**Supplied passage**
--- --- ---

211 Ill. 122 | Ill. | 1904
delivered the opinion of the court:
* It is first contended the Appellate Court erred in declining to take into consideration the effect of the lease upon the value of the fee in determining the value of said demised premises under the terms of the lease on May 1,1901. In the case of Springer v. Borden, 210 Ill. 518, this court had under consideration the precise question here presented for decision. The terms of the lease in that case were identical with the terms of the lease in this case as to the basis for fixing the amount of rent which should be paid for the demised premises, and it was there held that the effect of the lease on the value of the fee, if any, should not be taken into consideration in fixing the value of the demised premises under the lease, but that the premises should be treated as vacant property, with a clear title in fee simple. The principle there announced is controlling here and must govern the decision of this case. The Appellate Court did not, therefore, err in declining to take into consideration the effect of the lease upon the value of the fee simple title in fixing the value on May 1, 1901, of the demised premises under the lease.
It is next contended that the trial court erred in admitting proof of sales of other similar property. In the manner in which this record is framed the question of the competency of said testimony is not raised. The appellant in this case was the appellee in the Appellate Court, and it failed in that court, by assignment of cross-errors, to question the admissibility of the testimony of which it now complains. The objection now made therefore comes too late, as the appellant cannot, in that state of the record, raise an objection to the admissibility of testimony in this court for the first time.
The appellant has assigned as error that the Appellate Court erred in fixing the value of the demised premises, exclusive of the buildings thereon on May 1, 1901, at the sum of $4310.36 per front foot, and the appellees have assigned as cross-errors that the Appellate Court erred in not fixing the value of said premises, exclusive of the buildings thereon on May 1, 1901, at $5000 per front foot. The chancellor who entered the decree in this case saw and heard the witnesses who testified for the respective parties. The testimony of the several witnesses was conflicting and covered a wide range, as testimony usually does in similar cases, and he was in much better position than this or any other appellate tribunal to judge of the weight that should be given to the testimony of the respective witnesses. We have read the evidence as it appears in the record, and are unable to demonstrate that the amount of $4000 per front foot fixed by the chancellor as the value of said demised premises, exclusive of the buildings thereon, and disregarding the lease and its effect upon the value of the demised premises, was not on May 1, 1901, their true value. The rule in chancery practice in this State is too firmly established to be now shaken or overturned, that when the chancellor sees the witnesses and hears them testify, and their evidence is conflicting, the decree entered by him will not be disturbed upon a question of fact by an appellate tribunal unless it appears that the findings of facts are clearly and palpably wrong. Patterson v. Scott, 142 Ill. 138; Fabrice v. Von der Brelie, 190 id. 460; Greensfelder v. Corbett, id. 565; Arnold v. Northwestern Telephone Co. 199 id. 201.
The judgment of the Appellate Court and the decree of the circuit court will be reversed and the cause remanded to the circuit court, with directions to that court to enter a decree fixing the value of the demised premises, exclusive of the buildings thereon, on May 1, 1901, at $4000 per front foot, as the basis upon which rent is to be paid, at five per cent per annum, upon the demised premises for the ten years succeeding May 1, 1901.
Reversed and remanded, with directions.

--- --- ---

**Dataset extract**

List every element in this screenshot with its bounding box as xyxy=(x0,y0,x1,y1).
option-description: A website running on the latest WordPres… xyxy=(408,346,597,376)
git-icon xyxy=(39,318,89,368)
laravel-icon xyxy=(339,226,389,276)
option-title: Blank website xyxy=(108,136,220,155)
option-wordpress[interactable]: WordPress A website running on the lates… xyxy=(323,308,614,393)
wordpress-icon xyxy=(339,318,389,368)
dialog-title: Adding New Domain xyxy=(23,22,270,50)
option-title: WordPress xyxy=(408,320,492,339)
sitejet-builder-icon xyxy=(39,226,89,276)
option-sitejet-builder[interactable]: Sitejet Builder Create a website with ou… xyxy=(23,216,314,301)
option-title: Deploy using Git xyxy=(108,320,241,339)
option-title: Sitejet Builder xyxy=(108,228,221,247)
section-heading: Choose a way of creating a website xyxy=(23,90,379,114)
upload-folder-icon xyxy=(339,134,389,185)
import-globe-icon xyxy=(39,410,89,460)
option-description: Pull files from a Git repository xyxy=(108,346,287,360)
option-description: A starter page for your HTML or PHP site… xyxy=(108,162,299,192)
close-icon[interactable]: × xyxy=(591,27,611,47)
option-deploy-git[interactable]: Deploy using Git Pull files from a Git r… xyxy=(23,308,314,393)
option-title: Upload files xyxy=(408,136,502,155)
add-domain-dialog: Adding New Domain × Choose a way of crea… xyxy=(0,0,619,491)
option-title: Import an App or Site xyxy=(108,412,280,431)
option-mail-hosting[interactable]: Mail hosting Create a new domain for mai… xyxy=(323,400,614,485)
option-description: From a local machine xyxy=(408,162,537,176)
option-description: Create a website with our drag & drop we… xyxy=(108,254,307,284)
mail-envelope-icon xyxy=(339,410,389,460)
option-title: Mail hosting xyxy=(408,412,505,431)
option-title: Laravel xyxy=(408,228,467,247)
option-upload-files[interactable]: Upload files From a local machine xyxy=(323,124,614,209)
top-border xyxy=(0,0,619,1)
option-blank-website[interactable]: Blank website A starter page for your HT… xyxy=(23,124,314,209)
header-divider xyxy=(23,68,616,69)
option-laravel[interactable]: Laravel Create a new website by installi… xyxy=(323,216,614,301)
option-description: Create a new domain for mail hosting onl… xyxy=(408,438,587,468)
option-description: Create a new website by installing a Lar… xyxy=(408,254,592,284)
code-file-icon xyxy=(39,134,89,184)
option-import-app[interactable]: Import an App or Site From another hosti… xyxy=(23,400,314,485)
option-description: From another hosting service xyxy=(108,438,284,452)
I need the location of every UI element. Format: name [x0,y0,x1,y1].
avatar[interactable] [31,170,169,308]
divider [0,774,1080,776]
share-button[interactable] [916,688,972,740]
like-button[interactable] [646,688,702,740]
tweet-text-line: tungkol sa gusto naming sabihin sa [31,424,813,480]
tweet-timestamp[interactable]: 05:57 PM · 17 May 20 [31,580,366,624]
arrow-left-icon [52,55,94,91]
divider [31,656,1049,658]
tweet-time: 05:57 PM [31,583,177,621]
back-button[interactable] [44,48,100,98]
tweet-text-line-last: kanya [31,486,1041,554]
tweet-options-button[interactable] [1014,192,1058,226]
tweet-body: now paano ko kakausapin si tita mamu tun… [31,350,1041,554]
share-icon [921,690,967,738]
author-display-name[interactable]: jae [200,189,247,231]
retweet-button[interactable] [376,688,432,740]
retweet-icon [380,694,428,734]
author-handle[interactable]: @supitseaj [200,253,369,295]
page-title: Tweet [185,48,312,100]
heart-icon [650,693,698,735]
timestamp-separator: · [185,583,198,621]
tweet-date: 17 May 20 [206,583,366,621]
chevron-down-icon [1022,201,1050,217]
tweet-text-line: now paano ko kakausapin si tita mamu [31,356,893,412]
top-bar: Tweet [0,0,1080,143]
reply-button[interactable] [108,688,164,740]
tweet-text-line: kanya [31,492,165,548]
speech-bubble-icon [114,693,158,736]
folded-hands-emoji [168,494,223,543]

--- --- ---

**Your task**
Copy out the court opinion above word for word, between "The judgment of" and "May 1, 1901.", inclusive.

**Solution**
The judgment of the Appellate Court and the decree of the circuit court will be reversed and the cause remanded to the circuit court, with directions to that court to enter a decree fixing the value of the demised premises, exclusive of the buildings thereon, on May 1, 1901, at $4000 per front foot, as the basis upon which rent is to be paid, at five per cent per annum, upon the demised premises for the ten years succeeding May 1, 1901.